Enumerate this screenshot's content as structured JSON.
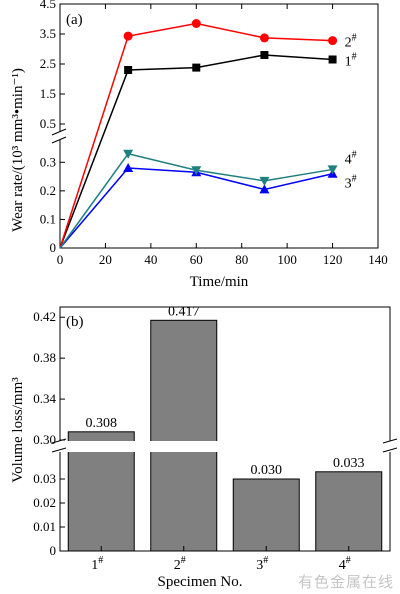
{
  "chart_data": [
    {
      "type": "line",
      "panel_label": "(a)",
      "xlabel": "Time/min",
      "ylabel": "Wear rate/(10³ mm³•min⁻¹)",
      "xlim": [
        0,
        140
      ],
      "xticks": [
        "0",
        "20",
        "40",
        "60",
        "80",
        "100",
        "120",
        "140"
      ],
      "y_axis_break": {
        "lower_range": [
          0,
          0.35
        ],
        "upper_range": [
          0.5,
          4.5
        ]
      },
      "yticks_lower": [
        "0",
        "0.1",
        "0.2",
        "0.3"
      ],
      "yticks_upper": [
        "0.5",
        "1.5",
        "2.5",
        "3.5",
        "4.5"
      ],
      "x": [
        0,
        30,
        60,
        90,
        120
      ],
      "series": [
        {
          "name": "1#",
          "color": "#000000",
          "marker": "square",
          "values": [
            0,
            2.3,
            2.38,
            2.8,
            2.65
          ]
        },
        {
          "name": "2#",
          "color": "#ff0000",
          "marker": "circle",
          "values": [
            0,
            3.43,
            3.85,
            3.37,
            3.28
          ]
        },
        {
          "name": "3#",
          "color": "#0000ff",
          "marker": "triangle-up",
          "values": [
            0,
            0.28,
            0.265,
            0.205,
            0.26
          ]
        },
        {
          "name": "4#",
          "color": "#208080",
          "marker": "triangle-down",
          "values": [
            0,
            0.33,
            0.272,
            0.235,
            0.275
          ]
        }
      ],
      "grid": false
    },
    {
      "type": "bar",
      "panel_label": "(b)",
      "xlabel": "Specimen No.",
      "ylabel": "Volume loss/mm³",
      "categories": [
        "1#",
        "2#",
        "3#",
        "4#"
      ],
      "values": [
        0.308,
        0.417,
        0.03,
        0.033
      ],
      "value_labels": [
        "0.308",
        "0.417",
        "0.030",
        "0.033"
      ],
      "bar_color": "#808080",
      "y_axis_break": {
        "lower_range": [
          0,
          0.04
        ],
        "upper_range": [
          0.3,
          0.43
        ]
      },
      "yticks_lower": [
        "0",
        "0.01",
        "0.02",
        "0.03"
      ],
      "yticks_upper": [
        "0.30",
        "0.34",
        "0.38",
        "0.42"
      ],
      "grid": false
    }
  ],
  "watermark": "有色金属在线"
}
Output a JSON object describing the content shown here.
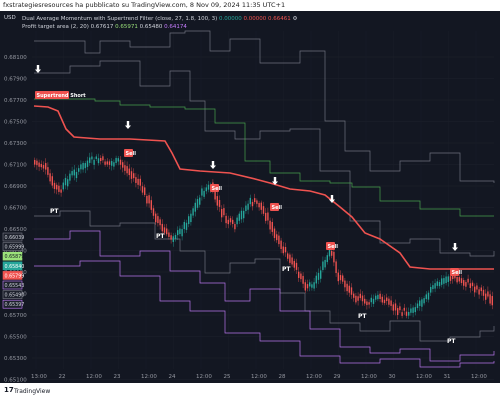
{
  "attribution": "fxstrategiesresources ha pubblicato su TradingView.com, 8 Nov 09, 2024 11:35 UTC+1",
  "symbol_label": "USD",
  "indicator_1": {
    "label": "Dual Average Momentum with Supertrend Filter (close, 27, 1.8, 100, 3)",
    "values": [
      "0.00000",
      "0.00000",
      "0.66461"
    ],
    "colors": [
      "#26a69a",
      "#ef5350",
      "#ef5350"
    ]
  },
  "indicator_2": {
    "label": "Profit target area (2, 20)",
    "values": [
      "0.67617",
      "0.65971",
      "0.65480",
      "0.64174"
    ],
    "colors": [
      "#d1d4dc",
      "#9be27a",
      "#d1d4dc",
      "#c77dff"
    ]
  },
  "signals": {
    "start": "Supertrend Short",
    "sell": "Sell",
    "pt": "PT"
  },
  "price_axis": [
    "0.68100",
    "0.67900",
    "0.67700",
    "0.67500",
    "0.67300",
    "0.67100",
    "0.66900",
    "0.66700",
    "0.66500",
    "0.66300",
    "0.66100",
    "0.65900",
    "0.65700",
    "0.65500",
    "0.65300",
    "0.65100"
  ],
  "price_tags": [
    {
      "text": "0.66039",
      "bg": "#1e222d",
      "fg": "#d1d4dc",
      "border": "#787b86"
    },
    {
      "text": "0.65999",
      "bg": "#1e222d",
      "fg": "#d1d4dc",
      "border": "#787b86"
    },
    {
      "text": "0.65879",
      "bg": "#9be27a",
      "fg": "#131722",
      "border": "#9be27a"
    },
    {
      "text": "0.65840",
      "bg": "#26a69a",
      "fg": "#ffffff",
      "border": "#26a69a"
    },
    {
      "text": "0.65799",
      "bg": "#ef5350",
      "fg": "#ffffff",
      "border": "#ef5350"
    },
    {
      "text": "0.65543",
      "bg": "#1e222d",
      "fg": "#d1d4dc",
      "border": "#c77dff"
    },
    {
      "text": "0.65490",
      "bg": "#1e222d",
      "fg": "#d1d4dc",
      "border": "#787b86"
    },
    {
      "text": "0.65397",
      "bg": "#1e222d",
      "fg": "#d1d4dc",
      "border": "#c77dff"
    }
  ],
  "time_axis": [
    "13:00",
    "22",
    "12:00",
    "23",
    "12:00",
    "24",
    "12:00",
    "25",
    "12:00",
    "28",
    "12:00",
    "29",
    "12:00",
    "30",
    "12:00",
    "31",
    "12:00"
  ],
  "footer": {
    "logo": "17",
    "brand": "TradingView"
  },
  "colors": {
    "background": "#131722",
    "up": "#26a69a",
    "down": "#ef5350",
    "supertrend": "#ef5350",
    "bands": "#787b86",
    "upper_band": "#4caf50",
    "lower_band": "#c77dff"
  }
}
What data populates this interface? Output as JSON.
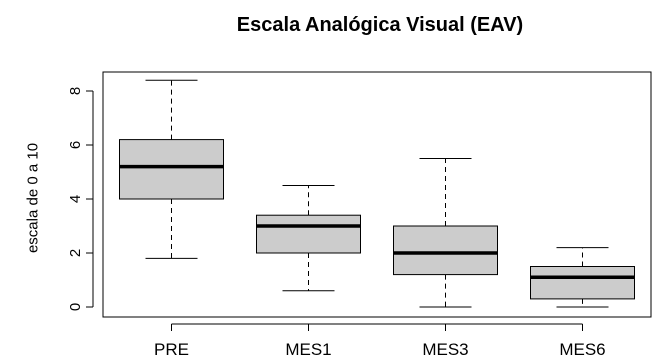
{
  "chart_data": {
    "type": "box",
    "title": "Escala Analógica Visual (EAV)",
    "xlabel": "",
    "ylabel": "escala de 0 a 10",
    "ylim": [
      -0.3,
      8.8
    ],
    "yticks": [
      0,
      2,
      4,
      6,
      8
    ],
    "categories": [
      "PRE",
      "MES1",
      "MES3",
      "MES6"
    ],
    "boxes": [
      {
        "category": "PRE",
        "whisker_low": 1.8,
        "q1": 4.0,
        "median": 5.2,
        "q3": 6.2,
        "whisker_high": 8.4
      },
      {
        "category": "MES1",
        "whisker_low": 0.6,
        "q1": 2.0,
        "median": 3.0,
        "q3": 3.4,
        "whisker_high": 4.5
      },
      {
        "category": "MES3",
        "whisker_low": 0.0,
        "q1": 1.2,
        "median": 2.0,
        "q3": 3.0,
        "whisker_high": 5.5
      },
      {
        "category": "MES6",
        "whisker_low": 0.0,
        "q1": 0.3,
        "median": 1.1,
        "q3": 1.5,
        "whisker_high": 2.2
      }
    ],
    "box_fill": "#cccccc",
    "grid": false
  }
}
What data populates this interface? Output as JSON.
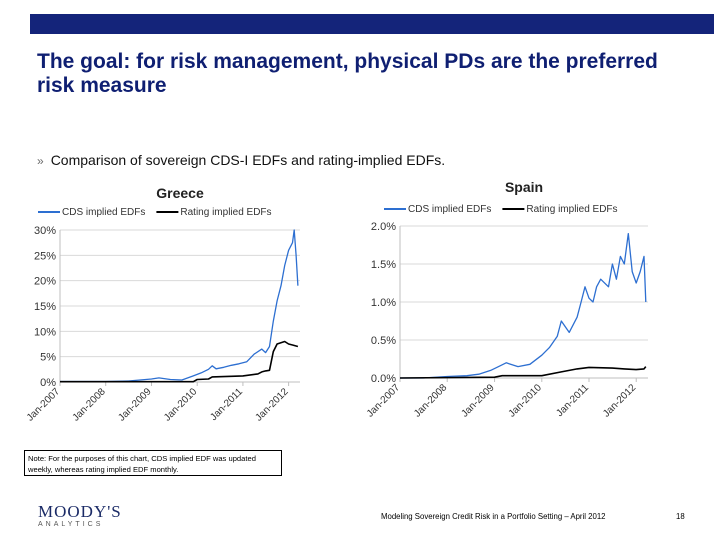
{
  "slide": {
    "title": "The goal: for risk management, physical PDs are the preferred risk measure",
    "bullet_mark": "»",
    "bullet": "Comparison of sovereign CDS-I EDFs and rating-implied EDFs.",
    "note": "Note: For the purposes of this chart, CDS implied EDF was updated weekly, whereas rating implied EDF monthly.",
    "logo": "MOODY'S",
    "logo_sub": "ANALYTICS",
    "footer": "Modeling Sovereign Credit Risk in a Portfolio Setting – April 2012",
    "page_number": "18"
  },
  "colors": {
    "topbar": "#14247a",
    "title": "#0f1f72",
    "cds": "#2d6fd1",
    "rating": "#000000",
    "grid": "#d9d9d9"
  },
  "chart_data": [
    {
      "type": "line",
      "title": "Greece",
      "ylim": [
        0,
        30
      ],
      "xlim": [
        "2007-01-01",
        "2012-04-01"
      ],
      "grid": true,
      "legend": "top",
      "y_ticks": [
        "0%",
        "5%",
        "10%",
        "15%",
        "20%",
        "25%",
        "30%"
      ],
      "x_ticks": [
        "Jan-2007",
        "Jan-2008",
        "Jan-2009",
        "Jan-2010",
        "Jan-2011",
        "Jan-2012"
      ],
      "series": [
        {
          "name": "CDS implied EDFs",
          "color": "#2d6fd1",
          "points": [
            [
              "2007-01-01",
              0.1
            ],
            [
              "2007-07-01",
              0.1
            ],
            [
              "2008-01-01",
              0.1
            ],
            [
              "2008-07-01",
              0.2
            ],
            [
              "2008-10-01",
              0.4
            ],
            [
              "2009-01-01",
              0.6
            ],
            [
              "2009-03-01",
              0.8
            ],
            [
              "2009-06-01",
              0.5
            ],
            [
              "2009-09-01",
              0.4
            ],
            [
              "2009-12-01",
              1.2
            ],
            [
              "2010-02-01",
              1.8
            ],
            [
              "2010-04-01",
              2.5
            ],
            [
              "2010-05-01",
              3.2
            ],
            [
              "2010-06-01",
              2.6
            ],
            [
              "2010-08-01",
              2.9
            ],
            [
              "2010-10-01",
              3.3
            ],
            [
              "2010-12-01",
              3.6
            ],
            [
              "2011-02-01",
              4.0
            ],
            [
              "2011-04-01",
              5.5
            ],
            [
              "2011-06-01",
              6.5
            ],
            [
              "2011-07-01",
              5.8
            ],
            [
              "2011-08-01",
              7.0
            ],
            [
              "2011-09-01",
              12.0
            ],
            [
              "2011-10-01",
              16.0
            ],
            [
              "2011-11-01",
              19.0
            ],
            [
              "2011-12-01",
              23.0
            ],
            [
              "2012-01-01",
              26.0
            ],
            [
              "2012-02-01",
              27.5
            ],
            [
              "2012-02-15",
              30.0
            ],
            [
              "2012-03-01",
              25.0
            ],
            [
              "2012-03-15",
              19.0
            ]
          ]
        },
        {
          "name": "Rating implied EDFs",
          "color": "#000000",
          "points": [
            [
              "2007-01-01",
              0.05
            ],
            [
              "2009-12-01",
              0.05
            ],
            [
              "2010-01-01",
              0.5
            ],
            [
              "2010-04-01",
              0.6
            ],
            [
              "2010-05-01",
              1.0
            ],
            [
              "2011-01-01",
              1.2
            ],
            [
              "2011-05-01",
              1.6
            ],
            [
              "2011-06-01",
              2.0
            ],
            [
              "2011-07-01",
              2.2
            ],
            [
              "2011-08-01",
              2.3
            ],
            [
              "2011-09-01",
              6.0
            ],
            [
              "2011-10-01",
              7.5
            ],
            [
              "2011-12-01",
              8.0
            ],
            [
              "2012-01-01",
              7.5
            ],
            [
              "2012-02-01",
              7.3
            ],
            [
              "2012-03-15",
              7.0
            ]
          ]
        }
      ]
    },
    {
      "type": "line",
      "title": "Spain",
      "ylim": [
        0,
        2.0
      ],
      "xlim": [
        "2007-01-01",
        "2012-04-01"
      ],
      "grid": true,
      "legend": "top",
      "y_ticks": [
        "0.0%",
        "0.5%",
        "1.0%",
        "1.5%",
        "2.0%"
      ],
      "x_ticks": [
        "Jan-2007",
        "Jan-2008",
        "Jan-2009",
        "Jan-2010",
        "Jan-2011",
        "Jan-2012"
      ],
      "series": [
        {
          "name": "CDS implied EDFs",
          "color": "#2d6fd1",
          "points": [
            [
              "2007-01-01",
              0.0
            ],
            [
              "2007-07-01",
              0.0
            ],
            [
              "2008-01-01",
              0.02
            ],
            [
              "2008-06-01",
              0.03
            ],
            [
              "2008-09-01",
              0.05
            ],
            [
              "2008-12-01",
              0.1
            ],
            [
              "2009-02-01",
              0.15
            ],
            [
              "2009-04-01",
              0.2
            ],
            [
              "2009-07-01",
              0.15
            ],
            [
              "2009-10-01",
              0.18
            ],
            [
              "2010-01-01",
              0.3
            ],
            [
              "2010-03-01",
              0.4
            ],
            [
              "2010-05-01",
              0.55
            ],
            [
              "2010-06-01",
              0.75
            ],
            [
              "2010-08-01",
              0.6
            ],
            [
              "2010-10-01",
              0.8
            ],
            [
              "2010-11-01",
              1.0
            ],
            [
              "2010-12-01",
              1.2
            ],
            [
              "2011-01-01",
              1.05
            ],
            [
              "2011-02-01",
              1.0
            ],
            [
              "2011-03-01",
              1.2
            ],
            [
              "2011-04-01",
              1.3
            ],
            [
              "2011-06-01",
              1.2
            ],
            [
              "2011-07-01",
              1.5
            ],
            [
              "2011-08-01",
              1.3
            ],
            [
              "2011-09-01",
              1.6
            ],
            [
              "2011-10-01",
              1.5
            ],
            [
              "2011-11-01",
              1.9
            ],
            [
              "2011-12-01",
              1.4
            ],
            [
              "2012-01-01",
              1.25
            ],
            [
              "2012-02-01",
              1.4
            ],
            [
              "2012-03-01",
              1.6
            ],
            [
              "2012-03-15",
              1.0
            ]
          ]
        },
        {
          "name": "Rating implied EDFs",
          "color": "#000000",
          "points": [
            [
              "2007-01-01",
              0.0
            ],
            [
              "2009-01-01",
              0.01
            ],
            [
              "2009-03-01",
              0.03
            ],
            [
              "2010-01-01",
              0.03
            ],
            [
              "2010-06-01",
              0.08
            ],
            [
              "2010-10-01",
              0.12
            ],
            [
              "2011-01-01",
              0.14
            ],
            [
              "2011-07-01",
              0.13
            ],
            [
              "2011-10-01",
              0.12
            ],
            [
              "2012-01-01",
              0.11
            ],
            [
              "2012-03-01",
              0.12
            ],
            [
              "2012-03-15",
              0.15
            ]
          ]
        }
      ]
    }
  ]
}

> _Your objective_:
Gather every line from the listing above in which the word "name" appears.

> _Finished answer_:
          "name": "1#",
          "name": "2#",
          "name": "3#",
          "name": "4#",
          "name": "CDS implied EDFs",
          "name": "Rating implied EDFs",
          "name": "CDS implied EDFs",
          "name": "Rating implied EDFs",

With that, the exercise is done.